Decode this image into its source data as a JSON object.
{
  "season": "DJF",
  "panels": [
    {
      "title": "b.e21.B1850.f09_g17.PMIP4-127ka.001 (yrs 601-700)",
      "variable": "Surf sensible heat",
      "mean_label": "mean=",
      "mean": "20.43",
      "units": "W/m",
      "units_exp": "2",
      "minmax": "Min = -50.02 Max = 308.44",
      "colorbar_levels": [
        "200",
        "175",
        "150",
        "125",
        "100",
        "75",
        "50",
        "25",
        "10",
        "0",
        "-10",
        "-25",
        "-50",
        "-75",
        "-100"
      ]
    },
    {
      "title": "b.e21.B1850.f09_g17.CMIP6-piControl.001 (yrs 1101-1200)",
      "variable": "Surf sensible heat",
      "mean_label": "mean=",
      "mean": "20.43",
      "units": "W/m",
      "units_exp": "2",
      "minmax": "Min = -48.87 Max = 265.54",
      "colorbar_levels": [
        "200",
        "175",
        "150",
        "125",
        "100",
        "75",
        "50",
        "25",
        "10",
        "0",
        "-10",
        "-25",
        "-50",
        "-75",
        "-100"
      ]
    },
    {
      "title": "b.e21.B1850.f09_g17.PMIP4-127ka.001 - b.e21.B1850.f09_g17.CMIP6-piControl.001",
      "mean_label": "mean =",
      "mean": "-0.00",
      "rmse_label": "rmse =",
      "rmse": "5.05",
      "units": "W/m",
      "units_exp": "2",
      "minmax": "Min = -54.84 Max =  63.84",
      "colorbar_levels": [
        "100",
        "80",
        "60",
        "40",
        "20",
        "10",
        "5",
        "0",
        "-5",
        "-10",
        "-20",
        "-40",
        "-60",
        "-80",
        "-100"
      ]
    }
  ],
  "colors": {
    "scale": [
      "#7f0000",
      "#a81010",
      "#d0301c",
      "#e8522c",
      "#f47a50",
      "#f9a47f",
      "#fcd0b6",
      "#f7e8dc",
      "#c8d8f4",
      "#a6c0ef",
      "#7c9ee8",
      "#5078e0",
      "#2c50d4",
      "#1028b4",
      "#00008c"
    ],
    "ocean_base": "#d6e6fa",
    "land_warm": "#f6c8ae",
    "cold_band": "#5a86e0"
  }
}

******************************

Count how many lines above include the word "minmax" and answer with that figure only.

3